## The task
Check each line below for the word "title" and give the number of lines that have it, nothing more.

## Dataset entries
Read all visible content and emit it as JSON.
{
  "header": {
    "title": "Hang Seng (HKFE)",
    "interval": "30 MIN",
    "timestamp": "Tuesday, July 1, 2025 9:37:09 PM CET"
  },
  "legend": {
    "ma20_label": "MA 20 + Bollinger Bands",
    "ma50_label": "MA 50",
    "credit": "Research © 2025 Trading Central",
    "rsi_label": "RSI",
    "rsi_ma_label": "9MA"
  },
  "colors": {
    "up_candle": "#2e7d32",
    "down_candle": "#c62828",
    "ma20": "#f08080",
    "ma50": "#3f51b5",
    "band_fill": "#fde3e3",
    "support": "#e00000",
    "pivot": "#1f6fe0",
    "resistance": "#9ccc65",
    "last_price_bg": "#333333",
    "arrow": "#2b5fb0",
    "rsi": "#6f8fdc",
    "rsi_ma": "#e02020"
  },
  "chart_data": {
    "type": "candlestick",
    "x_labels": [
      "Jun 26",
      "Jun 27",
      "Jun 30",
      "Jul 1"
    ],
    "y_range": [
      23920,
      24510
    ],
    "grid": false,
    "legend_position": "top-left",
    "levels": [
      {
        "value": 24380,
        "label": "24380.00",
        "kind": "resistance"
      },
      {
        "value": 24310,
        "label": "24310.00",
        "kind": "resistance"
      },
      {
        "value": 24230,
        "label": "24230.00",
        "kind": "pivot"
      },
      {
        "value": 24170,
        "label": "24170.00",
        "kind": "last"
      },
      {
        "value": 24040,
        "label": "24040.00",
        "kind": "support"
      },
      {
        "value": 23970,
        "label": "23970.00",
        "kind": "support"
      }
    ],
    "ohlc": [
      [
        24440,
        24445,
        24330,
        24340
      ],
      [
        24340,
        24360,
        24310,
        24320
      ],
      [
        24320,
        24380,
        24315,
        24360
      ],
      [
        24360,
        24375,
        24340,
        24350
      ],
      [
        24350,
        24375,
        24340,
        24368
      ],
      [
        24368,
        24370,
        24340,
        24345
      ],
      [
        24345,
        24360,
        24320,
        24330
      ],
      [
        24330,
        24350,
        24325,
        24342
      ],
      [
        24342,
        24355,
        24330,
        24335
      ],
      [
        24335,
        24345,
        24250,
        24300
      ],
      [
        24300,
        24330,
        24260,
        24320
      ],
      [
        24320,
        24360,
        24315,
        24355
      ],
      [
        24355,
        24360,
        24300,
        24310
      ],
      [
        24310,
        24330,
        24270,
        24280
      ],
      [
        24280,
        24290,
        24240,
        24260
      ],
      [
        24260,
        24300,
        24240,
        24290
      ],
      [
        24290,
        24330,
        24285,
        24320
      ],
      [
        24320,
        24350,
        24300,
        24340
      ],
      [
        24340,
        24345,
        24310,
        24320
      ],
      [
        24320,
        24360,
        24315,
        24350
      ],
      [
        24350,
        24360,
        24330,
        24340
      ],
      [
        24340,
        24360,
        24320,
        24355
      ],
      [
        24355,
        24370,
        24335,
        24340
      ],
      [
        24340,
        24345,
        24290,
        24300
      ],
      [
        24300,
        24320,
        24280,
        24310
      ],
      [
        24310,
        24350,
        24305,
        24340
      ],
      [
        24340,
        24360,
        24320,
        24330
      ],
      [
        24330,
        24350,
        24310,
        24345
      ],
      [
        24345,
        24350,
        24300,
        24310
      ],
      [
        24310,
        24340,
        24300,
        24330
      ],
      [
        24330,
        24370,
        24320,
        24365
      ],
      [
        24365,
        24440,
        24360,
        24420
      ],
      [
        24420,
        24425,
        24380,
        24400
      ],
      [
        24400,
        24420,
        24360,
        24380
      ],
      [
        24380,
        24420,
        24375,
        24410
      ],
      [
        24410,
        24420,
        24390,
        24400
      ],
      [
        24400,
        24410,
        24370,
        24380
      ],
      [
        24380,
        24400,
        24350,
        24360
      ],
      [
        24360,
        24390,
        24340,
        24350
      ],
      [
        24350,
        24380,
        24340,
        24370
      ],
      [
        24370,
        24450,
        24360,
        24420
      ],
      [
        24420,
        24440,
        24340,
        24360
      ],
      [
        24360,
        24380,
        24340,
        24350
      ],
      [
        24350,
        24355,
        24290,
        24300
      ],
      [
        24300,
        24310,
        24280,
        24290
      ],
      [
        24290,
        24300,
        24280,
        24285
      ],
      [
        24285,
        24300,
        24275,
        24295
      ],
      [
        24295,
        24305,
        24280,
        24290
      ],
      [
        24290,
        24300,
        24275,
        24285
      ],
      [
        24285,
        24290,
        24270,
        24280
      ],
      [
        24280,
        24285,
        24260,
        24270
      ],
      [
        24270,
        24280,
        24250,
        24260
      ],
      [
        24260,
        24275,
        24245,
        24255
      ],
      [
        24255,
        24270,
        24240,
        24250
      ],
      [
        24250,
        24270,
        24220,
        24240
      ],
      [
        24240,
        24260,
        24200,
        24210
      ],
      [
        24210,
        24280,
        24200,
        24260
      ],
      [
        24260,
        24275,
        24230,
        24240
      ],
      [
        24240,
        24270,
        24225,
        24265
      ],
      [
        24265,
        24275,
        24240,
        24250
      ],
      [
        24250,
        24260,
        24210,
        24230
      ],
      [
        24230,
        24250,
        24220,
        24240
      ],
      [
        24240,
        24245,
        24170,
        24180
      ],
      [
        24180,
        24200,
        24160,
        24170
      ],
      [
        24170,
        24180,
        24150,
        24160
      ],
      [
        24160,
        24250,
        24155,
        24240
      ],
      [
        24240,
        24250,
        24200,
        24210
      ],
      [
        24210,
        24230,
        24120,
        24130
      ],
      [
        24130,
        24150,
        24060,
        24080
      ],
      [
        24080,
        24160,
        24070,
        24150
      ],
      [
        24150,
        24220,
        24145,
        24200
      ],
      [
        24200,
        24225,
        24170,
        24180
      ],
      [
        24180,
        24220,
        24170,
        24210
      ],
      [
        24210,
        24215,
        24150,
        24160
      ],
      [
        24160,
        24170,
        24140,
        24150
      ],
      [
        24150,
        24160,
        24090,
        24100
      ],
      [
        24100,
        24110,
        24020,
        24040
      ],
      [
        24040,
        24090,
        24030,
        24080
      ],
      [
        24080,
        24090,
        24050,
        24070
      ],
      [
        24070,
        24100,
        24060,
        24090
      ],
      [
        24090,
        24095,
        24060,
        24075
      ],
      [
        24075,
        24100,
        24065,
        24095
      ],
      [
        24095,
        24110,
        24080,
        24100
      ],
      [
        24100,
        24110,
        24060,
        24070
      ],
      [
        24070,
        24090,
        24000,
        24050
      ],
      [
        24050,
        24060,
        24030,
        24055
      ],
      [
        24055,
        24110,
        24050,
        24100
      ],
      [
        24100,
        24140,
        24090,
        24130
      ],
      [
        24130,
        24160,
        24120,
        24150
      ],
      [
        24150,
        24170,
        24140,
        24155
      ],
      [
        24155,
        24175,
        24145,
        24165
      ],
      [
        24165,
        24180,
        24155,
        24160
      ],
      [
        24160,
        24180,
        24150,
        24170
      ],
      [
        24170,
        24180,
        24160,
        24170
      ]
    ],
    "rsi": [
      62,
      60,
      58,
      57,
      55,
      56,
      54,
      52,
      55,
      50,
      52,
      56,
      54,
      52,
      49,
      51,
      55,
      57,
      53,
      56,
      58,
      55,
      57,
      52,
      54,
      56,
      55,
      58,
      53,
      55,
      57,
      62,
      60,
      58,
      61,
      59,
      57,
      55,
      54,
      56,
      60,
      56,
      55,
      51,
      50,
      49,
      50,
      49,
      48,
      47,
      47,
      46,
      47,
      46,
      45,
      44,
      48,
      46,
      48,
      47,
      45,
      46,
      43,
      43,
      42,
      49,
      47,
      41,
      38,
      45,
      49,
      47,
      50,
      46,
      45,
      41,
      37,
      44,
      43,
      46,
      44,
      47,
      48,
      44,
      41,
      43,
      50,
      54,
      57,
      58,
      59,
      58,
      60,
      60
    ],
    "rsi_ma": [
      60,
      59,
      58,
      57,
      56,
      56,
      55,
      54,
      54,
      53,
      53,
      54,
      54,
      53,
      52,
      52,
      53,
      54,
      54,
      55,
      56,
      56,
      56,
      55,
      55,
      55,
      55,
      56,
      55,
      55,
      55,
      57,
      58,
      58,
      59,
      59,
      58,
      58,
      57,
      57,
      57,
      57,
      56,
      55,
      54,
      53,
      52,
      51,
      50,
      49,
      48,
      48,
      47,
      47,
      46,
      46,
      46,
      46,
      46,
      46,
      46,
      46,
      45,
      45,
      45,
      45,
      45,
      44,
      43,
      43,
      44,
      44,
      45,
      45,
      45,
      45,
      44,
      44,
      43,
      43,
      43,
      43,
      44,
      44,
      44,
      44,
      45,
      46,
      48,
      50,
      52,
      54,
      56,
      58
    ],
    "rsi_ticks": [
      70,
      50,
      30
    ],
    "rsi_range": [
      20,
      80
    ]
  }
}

==

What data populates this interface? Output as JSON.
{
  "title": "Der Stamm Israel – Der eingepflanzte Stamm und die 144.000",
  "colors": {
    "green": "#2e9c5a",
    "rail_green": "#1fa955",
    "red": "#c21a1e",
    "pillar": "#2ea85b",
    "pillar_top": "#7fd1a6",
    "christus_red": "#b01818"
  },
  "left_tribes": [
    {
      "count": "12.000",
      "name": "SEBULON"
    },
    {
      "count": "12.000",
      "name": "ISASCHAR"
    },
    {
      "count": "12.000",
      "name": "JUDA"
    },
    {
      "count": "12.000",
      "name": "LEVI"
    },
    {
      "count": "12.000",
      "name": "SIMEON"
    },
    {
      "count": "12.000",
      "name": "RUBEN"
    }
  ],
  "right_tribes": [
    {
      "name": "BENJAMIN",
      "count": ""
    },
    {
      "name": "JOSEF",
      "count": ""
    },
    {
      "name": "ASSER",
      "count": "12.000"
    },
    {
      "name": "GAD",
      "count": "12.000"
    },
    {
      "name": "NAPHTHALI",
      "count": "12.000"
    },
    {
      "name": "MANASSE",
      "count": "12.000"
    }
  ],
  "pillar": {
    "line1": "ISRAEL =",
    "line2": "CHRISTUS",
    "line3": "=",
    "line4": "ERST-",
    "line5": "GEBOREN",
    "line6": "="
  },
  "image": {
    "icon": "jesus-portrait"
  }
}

## Reply to the exercise
2